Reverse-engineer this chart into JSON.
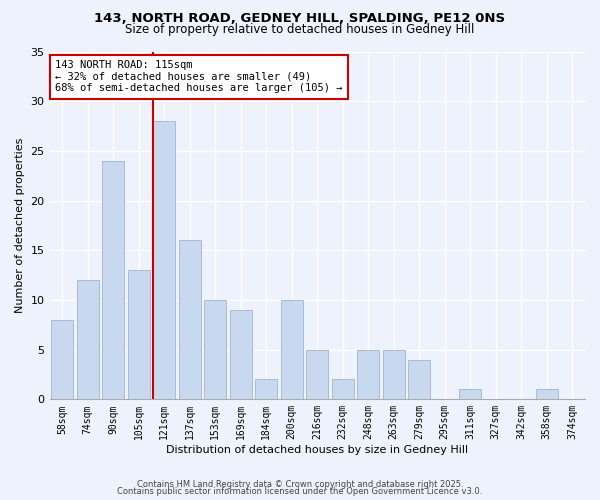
{
  "title1": "143, NORTH ROAD, GEDNEY HILL, SPALDING, PE12 0NS",
  "title2": "Size of property relative to detached houses in Gedney Hill",
  "xlabel": "Distribution of detached houses by size in Gedney Hill",
  "ylabel": "Number of detached properties",
  "categories": [
    "58sqm",
    "74sqm",
    "90sqm",
    "105sqm",
    "121sqm",
    "137sqm",
    "153sqm",
    "169sqm",
    "184sqm",
    "200sqm",
    "216sqm",
    "232sqm",
    "248sqm",
    "263sqm",
    "279sqm",
    "295sqm",
    "311sqm",
    "327sqm",
    "342sqm",
    "358sqm",
    "374sqm"
  ],
  "values": [
    8,
    12,
    24,
    13,
    28,
    16,
    10,
    9,
    2,
    10,
    5,
    2,
    5,
    5,
    4,
    0,
    1,
    0,
    0,
    1,
    0
  ],
  "bar_color": "#c8d8ee",
  "bar_edge_color": "#a8bcd8",
  "vline_color": "#cc0000",
  "annotation_line1": "143 NORTH ROAD: 115sqm",
  "annotation_line2": "← 32% of detached houses are smaller (49)",
  "annotation_line3": "68% of semi-detached houses are larger (105) →",
  "annotation_box_color": "#ffffff",
  "annotation_box_edge": "#cc0000",
  "ylim": [
    0,
    35
  ],
  "yticks": [
    0,
    5,
    10,
    15,
    20,
    25,
    30,
    35
  ],
  "bg_color": "#eef2fc",
  "grid_color": "#ffffff",
  "footer1": "Contains HM Land Registry data © Crown copyright and database right 2025.",
  "footer2": "Contains public sector information licensed under the Open Government Licence v3.0."
}
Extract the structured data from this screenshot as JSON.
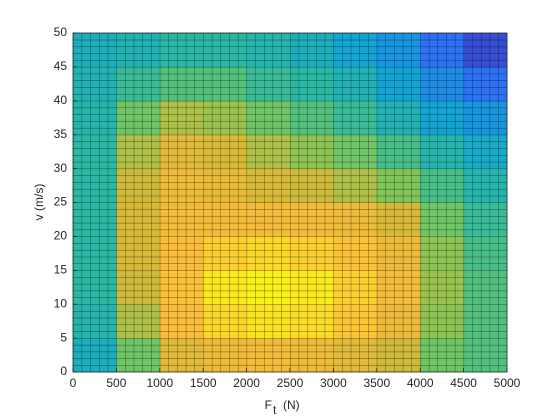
{
  "chart_data": {
    "type": "heatmap",
    "xlabel": "F",
    "xlabel_sub": "t",
    "xlabel_unit": "(N)",
    "ylabel": "v (m/s)",
    "xlim": [
      0,
      5000
    ],
    "ylim": [
      0,
      50
    ],
    "xticks": [
      0,
      500,
      1000,
      1500,
      2000,
      2500,
      3000,
      3500,
      4000,
      4500,
      5000
    ],
    "yticks": [
      0,
      5,
      10,
      15,
      20,
      25,
      30,
      35,
      40,
      45,
      50
    ],
    "x_edges": [
      0,
      500,
      1000,
      1500,
      2000,
      2500,
      3000,
      3500,
      4000,
      4500,
      5000
    ],
    "y_edges": [
      0,
      5,
      10,
      15,
      20,
      25,
      30,
      35,
      40,
      45,
      50
    ],
    "clim": [
      0,
      1
    ],
    "colormap": [
      "#3e26a8",
      "#2f6ef5",
      "#0fa3d8",
      "#2cb9a1",
      "#7bc65a",
      "#d6b937",
      "#fcbc3a",
      "#f9fa14"
    ],
    "z": [
      [
        0.35,
        0.55,
        0.75,
        0.8,
        0.82,
        0.8,
        0.75,
        0.7,
        0.55,
        0.5
      ],
      [
        0.4,
        0.65,
        0.85,
        0.92,
        0.95,
        0.93,
        0.88,
        0.8,
        0.6,
        0.5
      ],
      [
        0.42,
        0.7,
        0.87,
        0.96,
        0.98,
        0.96,
        0.9,
        0.82,
        0.62,
        0.5
      ],
      [
        0.42,
        0.72,
        0.85,
        0.9,
        0.92,
        0.9,
        0.87,
        0.8,
        0.6,
        0.48
      ],
      [
        0.42,
        0.72,
        0.82,
        0.82,
        0.82,
        0.82,
        0.8,
        0.72,
        0.55,
        0.45
      ],
      [
        0.42,
        0.7,
        0.8,
        0.78,
        0.72,
        0.7,
        0.65,
        0.58,
        0.48,
        0.4
      ],
      [
        0.42,
        0.65,
        0.75,
        0.72,
        0.65,
        0.6,
        0.55,
        0.48,
        0.4,
        0.33
      ],
      [
        0.4,
        0.55,
        0.65,
        0.62,
        0.55,
        0.5,
        0.45,
        0.38,
        0.3,
        0.25
      ],
      [
        0.38,
        0.45,
        0.5,
        0.5,
        0.45,
        0.42,
        0.38,
        0.3,
        0.22,
        0.15
      ],
      [
        0.36,
        0.38,
        0.42,
        0.42,
        0.4,
        0.36,
        0.3,
        0.25,
        0.15,
        0.08
      ]
    ]
  }
}
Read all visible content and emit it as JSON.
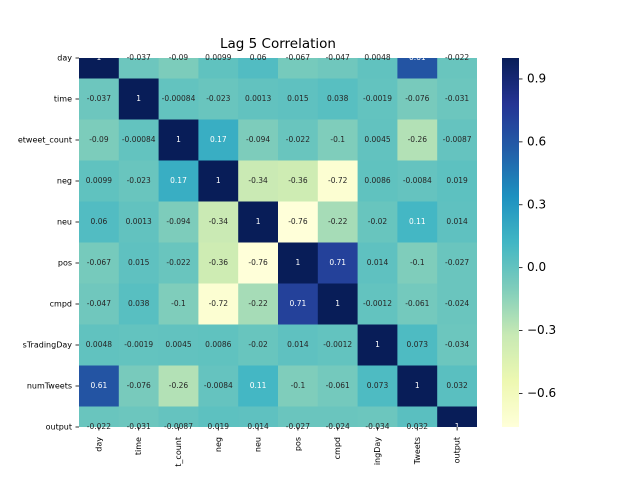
{
  "chart_data": {
    "type": "heatmap",
    "title": "Lag 5 Correlation",
    "rows": [
      "day",
      "time",
      "etweet_count",
      "neg",
      "neu",
      "pos",
      "cmpd",
      "sTradingDay",
      "numTweets",
      "output"
    ],
    "columns": [
      "day",
      "time",
      "t_count",
      "neg",
      "neu",
      "pos",
      "cmpd",
      "ingDay",
      "Tweets",
      "output"
    ],
    "values": [
      [
        1,
        -0.037,
        -0.09,
        0.0099,
        0.06,
        -0.067,
        -0.047,
        0.0048,
        0.61,
        -0.022
      ],
      [
        -0.037,
        1,
        -0.00084,
        -0.023,
        0.0013,
        0.015,
        0.038,
        -0.0019,
        -0.076,
        -0.031
      ],
      [
        -0.09,
        -0.00084,
        1,
        0.17,
        -0.094,
        -0.022,
        -0.1,
        0.0045,
        -0.26,
        -0.0087
      ],
      [
        0.0099,
        -0.023,
        0.17,
        1,
        -0.34,
        -0.36,
        -0.72,
        0.0086,
        -0.0084,
        0.019
      ],
      [
        0.06,
        0.0013,
        -0.094,
        -0.34,
        1,
        -0.76,
        -0.22,
        -0.02,
        0.11,
        0.014
      ],
      [
        -0.067,
        0.015,
        -0.022,
        -0.36,
        -0.76,
        1,
        0.71,
        0.014,
        -0.1,
        -0.027
      ],
      [
        -0.047,
        0.038,
        -0.1,
        -0.72,
        -0.22,
        0.71,
        1,
        -0.0012,
        -0.061,
        -0.024
      ],
      [
        0.0048,
        -0.0019,
        0.0045,
        0.0086,
        -0.02,
        0.014,
        -0.0012,
        1,
        0.073,
        -0.034
      ],
      [
        0.61,
        -0.076,
        -0.26,
        -0.0084,
        0.11,
        -0.1,
        -0.061,
        0.073,
        1,
        0.032
      ],
      [
        -0.022,
        -0.031,
        -0.0087,
        0.019,
        0.014,
        -0.027,
        -0.024,
        -0.034,
        0.032,
        1
      ]
    ],
    "clim": [
      -0.76,
      1
    ],
    "cticks": [
      {
        "value": -0.6,
        "label": "−0.6"
      },
      {
        "value": -0.3,
        "label": "−0.3"
      },
      {
        "value": 0,
        "label": "0.0"
      },
      0.3,
      0.6,
      0.9
    ],
    "colormap": [
      "#ffffd9",
      "#edf8b1",
      "#c7e9b4",
      "#7fcdbb",
      "#41b6c4",
      "#1d91c0",
      "#225ea8",
      "#253494",
      "#081d58"
    ]
  }
}
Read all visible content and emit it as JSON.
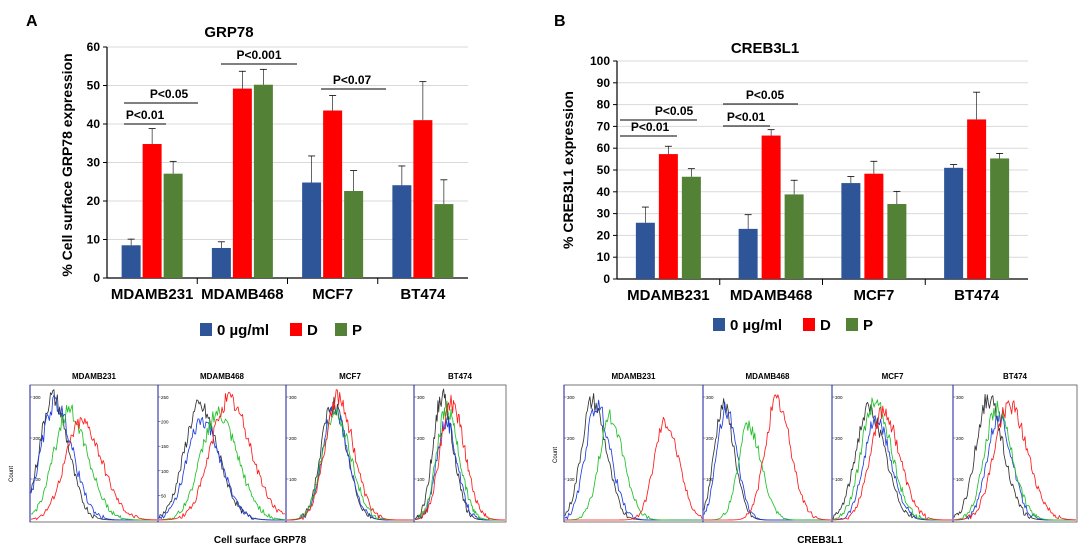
{
  "legend_labels": [
    "0 µg/ml",
    "D",
    "P"
  ],
  "colors": {
    "ctrl": "#2E5597",
    "d": "#FF0000",
    "p": "#538135",
    "black": "#000000",
    "flowBlack": "#333333",
    "flowBlue": "#1f3fe0",
    "flowGreen": "#22c02a",
    "flowRed": "#ff1a1a",
    "grid": "#d9d9d9"
  },
  "chart_data": [
    {
      "panel": "A",
      "type": "bar",
      "title": "GRP78",
      "ylabel": "% Cell surface GRP78 expression",
      "categories": [
        "MDAMB231",
        "MDAMB468",
        "MCF7",
        "BT474"
      ],
      "ylim": [
        0,
        60
      ],
      "yticks": [
        0,
        10,
        20,
        30,
        40,
        50,
        60
      ],
      "series": [
        {
          "name": "0 µg/ml",
          "values": [
            8.5,
            7.8,
            24.8,
            24.1
          ],
          "errors": [
            1.6,
            1.6,
            6.9,
            5.0
          ]
        },
        {
          "name": "D",
          "values": [
            34.8,
            49.2,
            43.5,
            41.0
          ],
          "errors": [
            4.0,
            4.5,
            3.9,
            10.0
          ]
        },
        {
          "name": "P",
          "values": [
            27.1,
            50.2,
            22.6,
            19.2
          ],
          "errors": [
            3.2,
            4.0,
            5.3,
            6.3
          ]
        }
      ],
      "significance": [
        {
          "label": "P<0.01",
          "category": 0,
          "from": "0 µg/ml",
          "to": "D"
        },
        {
          "label": "P<0.05",
          "category": 0,
          "from": "0 µg/ml",
          "to": "P"
        },
        {
          "label": "P<0.001",
          "category": 1,
          "from": "0 µg/ml",
          "to": "P"
        },
        {
          "label": "P<0.07",
          "category": 2,
          "from": "0 µg/ml",
          "to": "P"
        }
      ]
    },
    {
      "panel": "B",
      "type": "bar",
      "title": "CREB3L1",
      "ylabel": "% CREB3L1 expression",
      "categories": [
        "MDAMB231",
        "MDAMB468",
        "MCF7",
        "BT474"
      ],
      "ylim": [
        0,
        100
      ],
      "yticks": [
        0,
        10,
        20,
        30,
        40,
        50,
        60,
        70,
        80,
        90,
        100
      ],
      "series": [
        {
          "name": "0 µg/ml",
          "values": [
            25.8,
            23.0,
            44.0,
            51.0
          ],
          "errors": [
            7.2,
            6.5,
            3.0,
            1.5
          ]
        },
        {
          "name": "D",
          "values": [
            57.3,
            65.8,
            48.3,
            73.2
          ],
          "errors": [
            3.6,
            2.7,
            5.7,
            12.5
          ]
        },
        {
          "name": "P",
          "values": [
            46.9,
            38.8,
            34.4,
            55.3
          ],
          "errors": [
            3.7,
            6.5,
            5.8,
            2.3
          ]
        }
      ],
      "significance": [
        {
          "label": "P<0.01",
          "category": 0,
          "from": "0 µg/ml",
          "to": "D"
        },
        {
          "label": "P<0.05",
          "category": 0,
          "from": "0 µg/ml",
          "to": "P"
        },
        {
          "label": "P<0.01",
          "category": 1,
          "from": "0 µg/ml",
          "to": "D"
        },
        {
          "label": "P<0.05",
          "category": 1,
          "from": "0 µg/ml",
          "to": "P"
        }
      ]
    },
    {
      "panel": "A-flow",
      "type": "line",
      "xlabel": "Cell surface GRP78",
      "ylabel": "Count",
      "subplots": [
        {
          "name": "MDAMB231",
          "ylim": [
            0,
            300
          ],
          "yticks": [
            0,
            100,
            200,
            300
          ],
          "curves": [
            {
              "color": "black",
              "mu": 0.17,
              "sd": 0.1,
              "peak": 300
            },
            {
              "color": "blue",
              "mu": 0.19,
              "sd": 0.11,
              "peak": 285
            },
            {
              "color": "green",
              "mu": 0.3,
              "sd": 0.12,
              "peak": 265
            },
            {
              "color": "red",
              "mu": 0.4,
              "sd": 0.13,
              "peak": 240
            }
          ]
        },
        {
          "name": "MDAMB468",
          "ylim": [
            0,
            250
          ],
          "yticks": [
            0,
            50,
            100,
            150,
            200,
            250
          ],
          "curves": [
            {
              "color": "black",
              "mu": 0.32,
              "sd": 0.12,
              "peak": 230
            },
            {
              "color": "blue",
              "mu": 0.34,
              "sd": 0.12,
              "peak": 200
            },
            {
              "color": "green",
              "mu": 0.46,
              "sd": 0.13,
              "peak": 215
            },
            {
              "color": "red",
              "mu": 0.55,
              "sd": 0.14,
              "peak": 245
            }
          ]
        },
        {
          "name": "MCF7",
          "ylim": [
            0,
            300
          ],
          "yticks": [
            0,
            100,
            200,
            300
          ],
          "curves": [
            {
              "color": "black",
              "mu": 0.36,
              "sd": 0.09,
              "peak": 285
            },
            {
              "color": "blue",
              "mu": 0.37,
              "sd": 0.09,
              "peak": 270
            },
            {
              "color": "green",
              "mu": 0.38,
              "sd": 0.1,
              "peak": 260
            },
            {
              "color": "red",
              "mu": 0.4,
              "sd": 0.1,
              "peak": 300
            }
          ]
        },
        {
          "name": "BT474",
          "ylim": [
            0,
            300
          ],
          "yticks": [
            0,
            100,
            200,
            300
          ],
          "curves": [
            {
              "color": "black",
              "mu": 0.3,
              "sd": 0.1,
              "peak": 300
            },
            {
              "color": "blue",
              "mu": 0.34,
              "sd": 0.1,
              "peak": 240
            },
            {
              "color": "green",
              "mu": 0.35,
              "sd": 0.11,
              "peak": 270
            },
            {
              "color": "red",
              "mu": 0.4,
              "sd": 0.12,
              "peak": 285
            }
          ]
        }
      ]
    },
    {
      "panel": "B-flow",
      "type": "line",
      "xlabel": "CREB3L1",
      "ylabel": "Count",
      "subplots": [
        {
          "name": "MDAMB231",
          "ylim": [
            0,
            300
          ],
          "yticks": [
            0,
            100,
            200,
            300
          ],
          "curves": [
            {
              "color": "black",
              "mu": 0.2,
              "sd": 0.08,
              "peak": 290
            },
            {
              "color": "blue",
              "mu": 0.23,
              "sd": 0.08,
              "peak": 280
            },
            {
              "color": "green",
              "mu": 0.33,
              "sd": 0.08,
              "peak": 250
            },
            {
              "color": "red",
              "mu": 0.73,
              "sd": 0.08,
              "peak": 240
            }
          ]
        },
        {
          "name": "MDAMB468",
          "ylim": [
            0,
            300
          ],
          "yticks": [
            0,
            100,
            200,
            300
          ],
          "curves": [
            {
              "color": "black",
              "mu": 0.15,
              "sd": 0.07,
              "peak": 280
            },
            {
              "color": "blue",
              "mu": 0.17,
              "sd": 0.07,
              "peak": 270
            },
            {
              "color": "green",
              "mu": 0.35,
              "sd": 0.08,
              "peak": 230
            },
            {
              "color": "red",
              "mu": 0.57,
              "sd": 0.09,
              "peak": 290
            }
          ]
        },
        {
          "name": "MCF7",
          "ylim": [
            0,
            300
          ],
          "yticks": [
            0,
            100,
            200,
            300
          ],
          "curves": [
            {
              "color": "black",
              "mu": 0.3,
              "sd": 0.11,
              "peak": 270
            },
            {
              "color": "blue",
              "mu": 0.36,
              "sd": 0.1,
              "peak": 245
            },
            {
              "color": "green",
              "mu": 0.35,
              "sd": 0.11,
              "peak": 290
            },
            {
              "color": "red",
              "mu": 0.42,
              "sd": 0.11,
              "peak": 265
            }
          ]
        },
        {
          "name": "BT474",
          "ylim": [
            0,
            300
          ],
          "yticks": [
            0,
            100,
            200,
            300
          ],
          "curves": [
            {
              "color": "black",
              "mu": 0.28,
              "sd": 0.1,
              "peak": 295
            },
            {
              "color": "blue",
              "mu": 0.36,
              "sd": 0.09,
              "peak": 250
            },
            {
              "color": "green",
              "mu": 0.35,
              "sd": 0.1,
              "peak": 270
            },
            {
              "color": "red",
              "mu": 0.45,
              "sd": 0.12,
              "peak": 280
            }
          ]
        }
      ]
    }
  ]
}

*Stated task:* What is the number of lines that hold the string "ROAD"? Give it alone.

*Output of the task:* 2